— Begin Data entries —
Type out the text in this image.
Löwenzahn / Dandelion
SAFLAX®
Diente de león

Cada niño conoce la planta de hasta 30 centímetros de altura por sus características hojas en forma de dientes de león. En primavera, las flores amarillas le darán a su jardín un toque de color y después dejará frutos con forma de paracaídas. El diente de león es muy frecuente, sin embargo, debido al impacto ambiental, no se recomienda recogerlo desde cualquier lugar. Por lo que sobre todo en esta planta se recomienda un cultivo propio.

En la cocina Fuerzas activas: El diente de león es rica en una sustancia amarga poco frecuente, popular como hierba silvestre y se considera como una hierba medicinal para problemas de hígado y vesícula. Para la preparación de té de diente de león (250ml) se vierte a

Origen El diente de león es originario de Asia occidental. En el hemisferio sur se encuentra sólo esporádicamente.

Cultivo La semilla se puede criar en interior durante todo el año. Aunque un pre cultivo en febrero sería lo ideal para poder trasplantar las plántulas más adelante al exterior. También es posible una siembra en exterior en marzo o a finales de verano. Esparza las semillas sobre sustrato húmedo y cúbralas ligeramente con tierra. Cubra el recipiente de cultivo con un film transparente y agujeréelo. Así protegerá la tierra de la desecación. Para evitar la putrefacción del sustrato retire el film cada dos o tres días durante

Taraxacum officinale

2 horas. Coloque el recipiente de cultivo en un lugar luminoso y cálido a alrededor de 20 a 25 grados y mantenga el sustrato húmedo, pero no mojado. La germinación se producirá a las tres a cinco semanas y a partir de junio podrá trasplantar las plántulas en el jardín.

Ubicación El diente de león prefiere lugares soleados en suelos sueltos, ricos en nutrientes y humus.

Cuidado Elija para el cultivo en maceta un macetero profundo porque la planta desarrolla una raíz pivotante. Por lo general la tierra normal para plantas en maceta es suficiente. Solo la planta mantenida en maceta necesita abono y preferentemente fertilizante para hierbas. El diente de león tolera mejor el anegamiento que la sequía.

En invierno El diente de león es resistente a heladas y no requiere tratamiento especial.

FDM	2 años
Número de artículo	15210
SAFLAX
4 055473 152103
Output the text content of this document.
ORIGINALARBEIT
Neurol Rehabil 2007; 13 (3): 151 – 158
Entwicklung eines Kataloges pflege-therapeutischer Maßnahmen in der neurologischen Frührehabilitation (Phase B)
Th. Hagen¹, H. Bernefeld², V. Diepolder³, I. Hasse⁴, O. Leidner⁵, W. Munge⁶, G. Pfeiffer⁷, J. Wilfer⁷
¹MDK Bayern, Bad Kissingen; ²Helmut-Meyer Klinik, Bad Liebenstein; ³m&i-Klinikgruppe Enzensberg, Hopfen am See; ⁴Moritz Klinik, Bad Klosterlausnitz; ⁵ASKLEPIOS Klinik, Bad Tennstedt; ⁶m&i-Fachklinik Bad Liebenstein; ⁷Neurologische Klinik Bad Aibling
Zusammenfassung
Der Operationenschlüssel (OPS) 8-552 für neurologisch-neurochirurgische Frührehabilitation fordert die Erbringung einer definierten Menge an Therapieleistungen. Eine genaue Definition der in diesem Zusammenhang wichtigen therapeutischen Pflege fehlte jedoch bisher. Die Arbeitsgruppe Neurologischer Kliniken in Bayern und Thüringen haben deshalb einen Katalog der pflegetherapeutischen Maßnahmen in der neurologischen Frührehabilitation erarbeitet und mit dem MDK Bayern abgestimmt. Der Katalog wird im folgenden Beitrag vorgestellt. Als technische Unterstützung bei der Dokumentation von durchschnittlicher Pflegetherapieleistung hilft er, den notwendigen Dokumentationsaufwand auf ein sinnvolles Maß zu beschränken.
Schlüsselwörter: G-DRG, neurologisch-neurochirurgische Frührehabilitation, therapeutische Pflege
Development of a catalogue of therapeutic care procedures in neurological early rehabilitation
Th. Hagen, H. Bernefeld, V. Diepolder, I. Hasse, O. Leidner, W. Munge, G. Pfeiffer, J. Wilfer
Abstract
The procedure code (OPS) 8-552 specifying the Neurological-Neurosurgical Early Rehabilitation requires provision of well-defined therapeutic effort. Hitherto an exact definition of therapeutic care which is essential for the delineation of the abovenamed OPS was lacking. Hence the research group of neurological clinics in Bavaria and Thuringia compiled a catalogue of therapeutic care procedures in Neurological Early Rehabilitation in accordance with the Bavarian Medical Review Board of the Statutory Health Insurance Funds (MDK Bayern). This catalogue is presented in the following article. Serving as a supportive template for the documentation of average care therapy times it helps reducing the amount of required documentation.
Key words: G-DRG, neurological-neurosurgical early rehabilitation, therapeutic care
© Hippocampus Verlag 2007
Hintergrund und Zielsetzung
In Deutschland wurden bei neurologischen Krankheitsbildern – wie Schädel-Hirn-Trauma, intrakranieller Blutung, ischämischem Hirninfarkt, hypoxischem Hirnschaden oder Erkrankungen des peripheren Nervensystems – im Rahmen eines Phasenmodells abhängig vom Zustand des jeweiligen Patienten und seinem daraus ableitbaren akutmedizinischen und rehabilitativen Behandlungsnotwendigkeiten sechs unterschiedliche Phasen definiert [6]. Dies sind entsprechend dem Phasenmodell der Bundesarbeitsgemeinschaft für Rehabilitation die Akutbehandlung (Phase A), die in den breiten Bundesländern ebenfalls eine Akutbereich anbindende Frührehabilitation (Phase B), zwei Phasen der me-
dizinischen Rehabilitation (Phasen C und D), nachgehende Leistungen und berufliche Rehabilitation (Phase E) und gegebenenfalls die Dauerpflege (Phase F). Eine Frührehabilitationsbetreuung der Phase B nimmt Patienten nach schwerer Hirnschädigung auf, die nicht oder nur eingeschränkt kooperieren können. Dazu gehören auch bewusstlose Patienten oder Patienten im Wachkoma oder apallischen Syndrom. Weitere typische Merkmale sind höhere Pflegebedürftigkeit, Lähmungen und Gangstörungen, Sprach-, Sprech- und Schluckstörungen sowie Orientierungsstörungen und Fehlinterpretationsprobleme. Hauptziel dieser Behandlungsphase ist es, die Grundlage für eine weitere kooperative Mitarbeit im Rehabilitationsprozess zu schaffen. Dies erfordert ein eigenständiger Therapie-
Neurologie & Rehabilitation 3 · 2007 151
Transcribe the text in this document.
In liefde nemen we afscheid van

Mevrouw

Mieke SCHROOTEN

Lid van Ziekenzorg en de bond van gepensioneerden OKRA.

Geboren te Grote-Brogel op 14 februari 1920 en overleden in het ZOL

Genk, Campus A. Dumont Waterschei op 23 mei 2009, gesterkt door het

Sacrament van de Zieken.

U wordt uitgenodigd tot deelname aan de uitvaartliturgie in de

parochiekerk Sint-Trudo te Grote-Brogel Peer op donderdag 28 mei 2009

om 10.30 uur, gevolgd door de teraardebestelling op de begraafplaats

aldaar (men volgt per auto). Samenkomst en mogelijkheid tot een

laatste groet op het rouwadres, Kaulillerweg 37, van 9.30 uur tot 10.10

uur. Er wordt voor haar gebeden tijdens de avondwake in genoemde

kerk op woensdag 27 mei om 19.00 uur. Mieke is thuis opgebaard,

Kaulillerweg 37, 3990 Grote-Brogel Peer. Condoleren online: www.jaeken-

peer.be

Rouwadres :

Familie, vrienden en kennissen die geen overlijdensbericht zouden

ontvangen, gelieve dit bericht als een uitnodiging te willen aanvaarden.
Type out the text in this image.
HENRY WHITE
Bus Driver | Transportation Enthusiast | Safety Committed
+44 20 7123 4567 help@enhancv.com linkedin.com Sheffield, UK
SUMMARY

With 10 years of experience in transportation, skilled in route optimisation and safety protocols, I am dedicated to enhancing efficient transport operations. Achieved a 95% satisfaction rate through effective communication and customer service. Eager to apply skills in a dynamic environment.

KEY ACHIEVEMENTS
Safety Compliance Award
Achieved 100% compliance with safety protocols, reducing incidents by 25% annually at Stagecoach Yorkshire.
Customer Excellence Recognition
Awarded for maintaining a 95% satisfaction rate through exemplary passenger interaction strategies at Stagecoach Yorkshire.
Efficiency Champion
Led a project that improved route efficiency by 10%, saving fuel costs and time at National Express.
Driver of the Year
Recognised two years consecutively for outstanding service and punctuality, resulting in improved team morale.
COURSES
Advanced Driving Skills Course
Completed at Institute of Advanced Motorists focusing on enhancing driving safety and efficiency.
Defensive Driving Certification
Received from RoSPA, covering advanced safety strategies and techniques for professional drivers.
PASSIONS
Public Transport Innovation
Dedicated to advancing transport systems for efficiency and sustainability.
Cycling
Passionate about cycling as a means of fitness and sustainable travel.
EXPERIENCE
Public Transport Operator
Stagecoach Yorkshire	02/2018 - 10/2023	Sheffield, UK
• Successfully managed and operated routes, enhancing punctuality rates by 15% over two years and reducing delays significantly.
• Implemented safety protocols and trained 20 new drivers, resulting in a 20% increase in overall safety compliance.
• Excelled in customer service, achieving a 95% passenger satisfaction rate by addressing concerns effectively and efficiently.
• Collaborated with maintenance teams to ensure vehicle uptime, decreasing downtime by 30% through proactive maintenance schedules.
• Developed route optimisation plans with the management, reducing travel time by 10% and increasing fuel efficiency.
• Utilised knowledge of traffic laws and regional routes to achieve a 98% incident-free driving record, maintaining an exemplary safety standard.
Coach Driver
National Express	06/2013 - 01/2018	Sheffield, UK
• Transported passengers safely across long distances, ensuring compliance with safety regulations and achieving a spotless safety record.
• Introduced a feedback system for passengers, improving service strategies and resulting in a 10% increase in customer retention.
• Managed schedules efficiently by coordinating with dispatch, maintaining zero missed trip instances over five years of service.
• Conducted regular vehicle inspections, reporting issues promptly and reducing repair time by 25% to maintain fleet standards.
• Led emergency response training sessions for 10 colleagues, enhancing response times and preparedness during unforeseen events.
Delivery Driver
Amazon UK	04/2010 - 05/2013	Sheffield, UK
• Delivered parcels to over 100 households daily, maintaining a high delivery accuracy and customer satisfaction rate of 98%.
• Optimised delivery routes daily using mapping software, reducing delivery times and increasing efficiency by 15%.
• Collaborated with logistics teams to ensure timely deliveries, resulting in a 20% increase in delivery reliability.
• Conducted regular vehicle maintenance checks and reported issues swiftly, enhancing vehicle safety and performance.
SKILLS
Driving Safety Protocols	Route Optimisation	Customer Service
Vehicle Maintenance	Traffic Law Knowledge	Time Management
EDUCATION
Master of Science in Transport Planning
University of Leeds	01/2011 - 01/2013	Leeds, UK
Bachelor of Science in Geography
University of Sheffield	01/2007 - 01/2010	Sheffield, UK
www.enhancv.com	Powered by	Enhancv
— End Data entries —
— Task brief —
Go through the material and select each line with the string "regular" in it.

— Finished answer —
• Conducted regular vehicle inspections, reporting issues promptly and reducing repair time by 25% to maintain fleet standards.
• Conducted regular vehicle maintenance checks and reported issues swiftly, enhancing vehicle safety and performance.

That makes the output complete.